_Your task_
Extract the line that contains "Extract all readable text from this page." and every line after it to the end of the records below, exactly as written and nothing else.

_Data for processing_

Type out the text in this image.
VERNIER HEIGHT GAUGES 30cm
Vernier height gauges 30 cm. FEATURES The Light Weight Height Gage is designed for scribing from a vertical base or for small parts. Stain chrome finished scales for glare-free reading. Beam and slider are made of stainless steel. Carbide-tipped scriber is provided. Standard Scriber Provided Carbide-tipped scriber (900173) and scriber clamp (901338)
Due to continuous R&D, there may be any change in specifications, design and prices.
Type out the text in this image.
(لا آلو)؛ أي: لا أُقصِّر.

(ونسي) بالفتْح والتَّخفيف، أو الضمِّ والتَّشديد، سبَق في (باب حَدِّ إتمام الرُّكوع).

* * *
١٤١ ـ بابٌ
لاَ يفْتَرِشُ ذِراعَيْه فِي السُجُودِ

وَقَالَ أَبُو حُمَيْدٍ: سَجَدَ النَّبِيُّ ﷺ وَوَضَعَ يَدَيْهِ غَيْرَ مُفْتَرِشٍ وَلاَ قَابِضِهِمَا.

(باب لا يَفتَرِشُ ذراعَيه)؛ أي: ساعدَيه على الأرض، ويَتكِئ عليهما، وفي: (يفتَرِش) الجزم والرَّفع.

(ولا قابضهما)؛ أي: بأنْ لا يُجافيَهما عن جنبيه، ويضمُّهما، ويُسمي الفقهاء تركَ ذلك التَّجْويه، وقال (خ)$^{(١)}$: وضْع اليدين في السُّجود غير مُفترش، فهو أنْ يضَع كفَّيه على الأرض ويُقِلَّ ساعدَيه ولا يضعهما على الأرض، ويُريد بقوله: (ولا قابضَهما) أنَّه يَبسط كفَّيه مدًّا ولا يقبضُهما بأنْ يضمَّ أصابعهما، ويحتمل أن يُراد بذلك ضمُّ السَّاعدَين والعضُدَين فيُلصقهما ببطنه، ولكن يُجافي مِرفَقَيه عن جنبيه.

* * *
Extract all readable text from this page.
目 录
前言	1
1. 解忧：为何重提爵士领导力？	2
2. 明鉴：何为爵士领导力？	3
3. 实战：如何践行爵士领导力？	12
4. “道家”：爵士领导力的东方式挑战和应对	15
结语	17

_Solution to this problem_
Extract all readable text from this page.
目 录
前言	1
1. 解忧：为何重提爵士领导力？	2
2. 明鉴：何为爵士领导力？	3
3. 实战：如何践行爵士领导力？	12
4. “道家”：爵士领导力的东方式挑战和应对	15
结语	17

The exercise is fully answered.